→ Task to complete
Copy out each of the lines below word for word.

→ Records provided
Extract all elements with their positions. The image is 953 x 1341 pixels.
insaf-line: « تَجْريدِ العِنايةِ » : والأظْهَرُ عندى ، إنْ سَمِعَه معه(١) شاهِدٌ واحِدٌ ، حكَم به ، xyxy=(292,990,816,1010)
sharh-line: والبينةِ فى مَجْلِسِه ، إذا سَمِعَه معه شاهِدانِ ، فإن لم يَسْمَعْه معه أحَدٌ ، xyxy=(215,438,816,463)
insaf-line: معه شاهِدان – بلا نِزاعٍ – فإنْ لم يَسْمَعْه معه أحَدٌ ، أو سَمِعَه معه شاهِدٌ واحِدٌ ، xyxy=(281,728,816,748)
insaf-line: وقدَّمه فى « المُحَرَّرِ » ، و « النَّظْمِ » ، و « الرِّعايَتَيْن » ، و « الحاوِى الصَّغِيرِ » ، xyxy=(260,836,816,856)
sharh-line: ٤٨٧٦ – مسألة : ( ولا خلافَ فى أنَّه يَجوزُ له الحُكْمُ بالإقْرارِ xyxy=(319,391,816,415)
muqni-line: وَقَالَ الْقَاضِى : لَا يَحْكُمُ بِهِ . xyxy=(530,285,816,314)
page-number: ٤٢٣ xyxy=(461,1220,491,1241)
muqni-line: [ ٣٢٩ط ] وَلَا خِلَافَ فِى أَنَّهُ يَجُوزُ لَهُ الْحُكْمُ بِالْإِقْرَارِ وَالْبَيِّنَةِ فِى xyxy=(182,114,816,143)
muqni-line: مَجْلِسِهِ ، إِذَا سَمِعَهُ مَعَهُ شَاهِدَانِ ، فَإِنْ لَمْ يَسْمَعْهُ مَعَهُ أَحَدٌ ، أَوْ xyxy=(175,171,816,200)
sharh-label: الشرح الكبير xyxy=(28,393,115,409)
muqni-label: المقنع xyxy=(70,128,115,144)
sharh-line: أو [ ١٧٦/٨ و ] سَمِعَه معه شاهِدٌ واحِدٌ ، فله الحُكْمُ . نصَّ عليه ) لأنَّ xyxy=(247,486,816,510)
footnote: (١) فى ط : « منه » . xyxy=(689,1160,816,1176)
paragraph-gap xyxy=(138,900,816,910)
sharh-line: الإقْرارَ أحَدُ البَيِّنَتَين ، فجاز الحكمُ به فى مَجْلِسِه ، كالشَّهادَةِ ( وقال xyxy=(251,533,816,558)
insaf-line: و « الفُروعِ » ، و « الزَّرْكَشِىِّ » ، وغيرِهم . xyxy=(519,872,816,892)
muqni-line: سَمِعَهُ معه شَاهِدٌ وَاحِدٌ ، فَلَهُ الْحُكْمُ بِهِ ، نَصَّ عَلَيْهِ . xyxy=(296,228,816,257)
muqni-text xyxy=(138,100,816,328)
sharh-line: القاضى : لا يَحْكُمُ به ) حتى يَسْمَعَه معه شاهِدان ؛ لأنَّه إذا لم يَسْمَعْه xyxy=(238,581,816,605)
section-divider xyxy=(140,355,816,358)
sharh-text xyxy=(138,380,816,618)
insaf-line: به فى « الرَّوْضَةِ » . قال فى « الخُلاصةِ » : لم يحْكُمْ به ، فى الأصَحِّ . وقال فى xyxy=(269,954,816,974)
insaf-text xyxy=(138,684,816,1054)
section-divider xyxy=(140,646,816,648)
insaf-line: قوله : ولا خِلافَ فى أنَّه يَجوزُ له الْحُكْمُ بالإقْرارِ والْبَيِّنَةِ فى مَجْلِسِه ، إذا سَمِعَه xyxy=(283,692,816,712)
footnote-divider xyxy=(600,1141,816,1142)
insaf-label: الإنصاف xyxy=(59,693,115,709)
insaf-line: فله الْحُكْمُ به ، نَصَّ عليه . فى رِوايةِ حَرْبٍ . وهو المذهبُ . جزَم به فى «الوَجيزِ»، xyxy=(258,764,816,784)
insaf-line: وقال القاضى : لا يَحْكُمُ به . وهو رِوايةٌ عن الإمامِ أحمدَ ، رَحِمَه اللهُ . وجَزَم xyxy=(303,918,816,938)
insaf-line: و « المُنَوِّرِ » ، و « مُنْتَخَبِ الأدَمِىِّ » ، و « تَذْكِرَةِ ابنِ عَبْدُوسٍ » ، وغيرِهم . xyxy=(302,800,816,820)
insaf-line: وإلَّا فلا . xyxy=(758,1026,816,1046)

→ Expected answer
Extract all elements with their positions. The image is 953 x 1341 pixels.
insaf-line: « تَجْريدِ العِنايةِ » : والأظْهَرُ عندى ، إنْ سَمِعَه معه(١) شاهِدٌ واحِدٌ ، حكَم به ، xyxy=(292,990,816,1010)
sharh-line: والبينةِ فى مَجْلِسِه ، إذا سَمِعَه معه شاهِدانِ ، فإن لم يَسْمَعْه معه أحَدٌ ، xyxy=(215,438,816,463)
insaf-line: معه شاهِدان – بلا نِزاعٍ – فإنْ لم يَسْمَعْه معه أحَدٌ ، أو سَمِعَه معه شاهِدٌ واحِدٌ ، xyxy=(281,728,816,748)
insaf-line: وقدَّمه فى « المُحَرَّرِ » ، و « النَّظْمِ » ، و « الرِّعايَتَيْن » ، و « الحاوِى الصَّغِيرِ » ، xyxy=(260,836,816,856)
sharh-line: ٤٨٧٦ – مسألة : ( ولا خلافَ فى أنَّه يَجوزُ له الحُكْمُ بالإقْرارِ xyxy=(319,391,816,415)
muqni-line: وَقَالَ الْقَاضِى : لَا يَحْكُمُ بِهِ . xyxy=(530,285,816,314)
page-number: ٤٢٣ xyxy=(461,1220,491,1241)
muqni-line: [ ٣٢٩ط ] وَلَا خِلَافَ فِى أَنَّهُ يَجُوزُ لَهُ الْحُكْمُ بِالْإِقْرَارِ وَالْبَيِّنَةِ فِى xyxy=(182,114,816,143)
muqni-line: مَجْلِسِهِ ، إِذَا سَمِعَهُ مَعَهُ شَاهِدَانِ ، فَإِنْ لَمْ يَسْمَعْهُ مَعَهُ أَحَدٌ ، أَوْ xyxy=(175,171,816,200)
sharh-label: الشرح الكبير xyxy=(28,393,115,409)
muqni-label: المقنع xyxy=(70,128,115,144)
sharh-line: أو [ ١٧٦/٨ و ] سَمِعَه معه شاهِدٌ واحِدٌ ، فله الحُكْمُ . نصَّ عليه ) لأنَّ xyxy=(247,486,816,510)
footnote: (١) فى ط : « منه » . xyxy=(689,1160,816,1176)
paragraph-gap xyxy=(138,900,816,910)
sharh-line: الإقْرارَ أحَدُ البَيِّنَتَين ، فجاز الحكمُ به فى مَجْلِسِه ، كالشَّهادَةِ ( وقال xyxy=(251,533,816,558)
insaf-line: و « الفُروعِ » ، و « الزَّرْكَشِىِّ » ، وغيرِهم . xyxy=(519,872,816,892)
muqni-line: سَمِعَهُ معه شَاهِدٌ وَاحِدٌ ، فَلَهُ الْحُكْمُ بِهِ ، نَصَّ عَلَيْهِ . xyxy=(296,228,816,257)
muqni-text xyxy=(138,100,816,328)
sharh-line: القاضى : لا يَحْكُمُ به ) حتى يَسْمَعَه معه شاهِدان ؛ لأنَّه إذا لم يَسْمَعْه xyxy=(238,581,816,605)
section-divider xyxy=(140,355,816,358)
sharh-text xyxy=(138,380,816,618)
insaf-line: به فى « الرَّوْضَةِ » . قال فى « الخُلاصةِ » : لم يحْكُمْ به ، فى الأصَحِّ . وقال فى xyxy=(269,954,816,974)
insaf-text xyxy=(138,684,816,1054)
section-divider xyxy=(140,646,816,648)
insaf-line: قوله : ولا خِلافَ فى أنَّه يَجوزُ له الْحُكْمُ بالإقْرارِ والْبَيِّنَةِ فى مَجْلِسِه ، إذا سَمِعَه xyxy=(283,692,816,712)
footnote-divider xyxy=(600,1141,816,1142)
insaf-label: الإنصاف xyxy=(59,693,115,709)
insaf-line: فله الْحُكْمُ به ، نَصَّ عليه . فى رِوايةِ حَرْبٍ . وهو المذهبُ . جزَم به فى «الوَجيزِ»، xyxy=(258,764,816,784)
insaf-line: وقال القاضى : لا يَحْكُمُ به . وهو رِوايةٌ عن الإمامِ أحمدَ ، رَحِمَه اللهُ . وجَزَم xyxy=(303,918,816,938)
insaf-line: و « المُنَوِّرِ » ، و « مُنْتَخَبِ الأدَمِىِّ » ، و « تَذْكِرَةِ ابنِ عَبْدُوسٍ » ، وغيرِهم . xyxy=(302,800,816,820)
insaf-line: وإلَّا فلا . xyxy=(758,1026,816,1046)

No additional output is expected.